Collected data entries:
________________

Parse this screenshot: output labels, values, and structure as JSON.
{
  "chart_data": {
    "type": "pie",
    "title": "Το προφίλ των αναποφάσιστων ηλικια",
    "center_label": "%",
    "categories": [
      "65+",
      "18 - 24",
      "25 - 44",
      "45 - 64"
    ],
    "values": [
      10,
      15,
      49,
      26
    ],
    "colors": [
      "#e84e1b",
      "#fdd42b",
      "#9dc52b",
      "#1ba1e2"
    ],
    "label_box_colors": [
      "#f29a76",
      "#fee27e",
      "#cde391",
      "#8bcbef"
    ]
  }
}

________________

• Given problem:
Write out every entry again exactly, please, with nothing missing.

• Output of the task:
Parse this screenshot: output labels, values, and structure as JSON.
{
  "chart_data": {
    "type": "pie",
    "title": "Το προφίλ των αναποφάσιστων ηλικια",
    "center_label": "%",
    "categories": [
      "65+",
      "18 - 24",
      "25 - 44",
      "45 - 64"
    ],
    "values": [
      10,
      15,
      49,
      26
    ],
    "colors": [
      "#e84e1b",
      "#fdd42b",
      "#9dc52b",
      "#1ba1e2"
    ],
    "label_box_colors": [
      "#f29a76",
      "#fee27e",
      "#cde391",
      "#8bcbef"
    ]
  }
}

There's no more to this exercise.